PostPosted: Thu Mar 04, 2010 3:49 pm
by john poole
I've only heard a couple of episiodes so far, but I certainly didn't think they were "dreadful". I'm going to catch up with the others before they disappear from the i=Player (and I'll borrow the book if / when it turns up in the library).

I anticipate though that the opposing view will be more than adequately represented in tomorrow's "Feedback".

Re: Patti Smith

PostPosted: Thu Mar 04, 2010 4:50 pm
by AndyM
She has always been maddeningly inconsistent, but her first album was uttterly revolutionary. Well, if you were 16 when it was released (that would be me then) and you'd never heard a woman sound remotely like that before. It changed how I saw the world, which is a stupidly grandiose thing to say, but also quite Patti-Smith-esque.....

I have never been as disappointed by any record ever as I was by her overblown second album 'Radio Ethiopia'. Then we had 'Because the Night' when your friends started saying 'oh so she *can* sing' and you had to pretend you liked it even though it meant she was consorting with Bruce sodding Springsteen. (And I did quite like it, though I've always loathed him.)
━━━━━━━━━━
PROBLEM A
In the Patti Smith forum posts, what is the title of the second album that one poster calls overblown?
PROBLEM B
According to the Patti Smith forum posts, why did her first album seem utterly revolutionary to AndyM?
PROBLEM C
Write what comes next in the Patti Smith forum posts, continuing from their last sentence.

DATASET CONTENT
━━━━━━━━━━
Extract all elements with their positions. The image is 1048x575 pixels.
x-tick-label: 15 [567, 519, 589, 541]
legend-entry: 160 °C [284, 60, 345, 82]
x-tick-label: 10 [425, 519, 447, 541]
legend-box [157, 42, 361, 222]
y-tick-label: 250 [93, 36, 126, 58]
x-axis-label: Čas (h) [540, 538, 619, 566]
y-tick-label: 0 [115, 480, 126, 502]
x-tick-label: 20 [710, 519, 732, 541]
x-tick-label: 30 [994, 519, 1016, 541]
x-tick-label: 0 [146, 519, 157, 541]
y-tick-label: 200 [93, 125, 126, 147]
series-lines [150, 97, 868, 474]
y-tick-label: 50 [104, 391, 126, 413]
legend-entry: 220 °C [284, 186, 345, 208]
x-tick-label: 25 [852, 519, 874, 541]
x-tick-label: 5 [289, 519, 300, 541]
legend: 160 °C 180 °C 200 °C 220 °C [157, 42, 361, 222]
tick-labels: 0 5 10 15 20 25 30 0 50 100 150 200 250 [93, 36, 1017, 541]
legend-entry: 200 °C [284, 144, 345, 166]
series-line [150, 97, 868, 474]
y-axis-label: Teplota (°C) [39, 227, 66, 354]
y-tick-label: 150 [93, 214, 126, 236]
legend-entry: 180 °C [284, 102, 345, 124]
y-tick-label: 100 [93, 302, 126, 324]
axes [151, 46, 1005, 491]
━━━━━━━━━━
ANSWER AREA A
'Radio Ethiopia'

ANSWER AREA B
He was 16 when it was released and had never heard a woman sound remotely like that before. He says it changed how he saw the world.

ANSWER AREA C
The best thing she's done for years was that covers album a couple of years ago - 'Smells Like Teen Spirit' re-done as bluegrassy, lovely stuff.

Re: Patti Smith

PostPosted: Thu Mar 04, 2010 6:27 pm
by Des
john poole wrote:I anticipate though that the opposing view will be more than adequately represented in tomorrow's "Feedback".


I certainly hope so. Bring back The History of Dumbing Down in 100 Objects.

Re: Patti Smith

PostPosted: Thu Mar 04, 2010 6:40 pm
by Adam Blake
Yes to all that, Andy!

But even "Radio Ethiopia" had "Poppies" on it which inflicted my entire spine with the elements of a voluptionist disease ("it was rilly great, man") and the way she says "bottomless pit" still gives me chills - and "Pumping My Heart" positively rawwrked. (I just listened to it again and it still does.)

"Easter" was pretty grim: "Rock and Roll Nigger" was virtually unforgiveable then, unspeakable now - but "Ghost Dance" is lovely. Springsteen can go forth, be fruitful and multiply elsewhere even then and as now...

"Wave" had "Dancing Barefoot" on it which has a great poem over the end section and I liked the title track too. I realise this is an unpopular choice.

"Dream Of Life" has a gorgeous lullaby as its last track (I forget the title).

"Gone Again" was her best since "Horses" but by then she was all but forgotten except by her fans.

But "Peace and Noise" was awful almost beyond reckoning.

"Gung Ho" didn't do much to redress the balance. I seem to remember it had a couple of semi-listenable tracks on it but...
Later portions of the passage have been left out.